(The task): Listed below are entries; give the number of lines among them that include "получении", and only that number.

= = =

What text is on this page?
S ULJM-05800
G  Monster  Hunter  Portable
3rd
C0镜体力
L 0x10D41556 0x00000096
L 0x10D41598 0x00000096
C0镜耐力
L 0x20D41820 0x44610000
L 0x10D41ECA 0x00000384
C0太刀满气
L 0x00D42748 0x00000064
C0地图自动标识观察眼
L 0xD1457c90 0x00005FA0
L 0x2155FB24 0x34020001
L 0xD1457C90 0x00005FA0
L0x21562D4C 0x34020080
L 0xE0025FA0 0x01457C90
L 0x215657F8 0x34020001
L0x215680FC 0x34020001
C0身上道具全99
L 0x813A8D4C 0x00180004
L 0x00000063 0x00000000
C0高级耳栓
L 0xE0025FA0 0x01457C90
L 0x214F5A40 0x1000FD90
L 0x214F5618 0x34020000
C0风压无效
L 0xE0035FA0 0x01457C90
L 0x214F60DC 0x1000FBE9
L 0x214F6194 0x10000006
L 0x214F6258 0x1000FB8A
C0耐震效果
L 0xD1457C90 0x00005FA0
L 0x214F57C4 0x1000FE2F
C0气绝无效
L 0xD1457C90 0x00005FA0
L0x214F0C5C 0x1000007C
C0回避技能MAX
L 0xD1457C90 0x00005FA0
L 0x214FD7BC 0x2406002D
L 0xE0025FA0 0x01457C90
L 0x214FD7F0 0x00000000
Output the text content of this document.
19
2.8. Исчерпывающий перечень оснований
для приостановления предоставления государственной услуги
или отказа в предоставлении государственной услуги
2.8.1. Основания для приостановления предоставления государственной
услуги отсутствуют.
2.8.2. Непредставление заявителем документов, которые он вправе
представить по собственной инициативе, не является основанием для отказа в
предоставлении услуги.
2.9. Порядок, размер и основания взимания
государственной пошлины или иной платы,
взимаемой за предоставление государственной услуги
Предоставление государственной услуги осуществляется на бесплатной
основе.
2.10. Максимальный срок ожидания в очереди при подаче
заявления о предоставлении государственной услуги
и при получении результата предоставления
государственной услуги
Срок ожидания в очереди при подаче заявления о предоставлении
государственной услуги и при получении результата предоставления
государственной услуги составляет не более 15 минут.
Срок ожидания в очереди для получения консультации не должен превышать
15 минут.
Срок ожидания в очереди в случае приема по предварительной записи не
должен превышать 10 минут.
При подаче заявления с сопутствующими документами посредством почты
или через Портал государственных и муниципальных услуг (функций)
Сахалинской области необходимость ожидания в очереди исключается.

= = =

(Answer to the problem): 2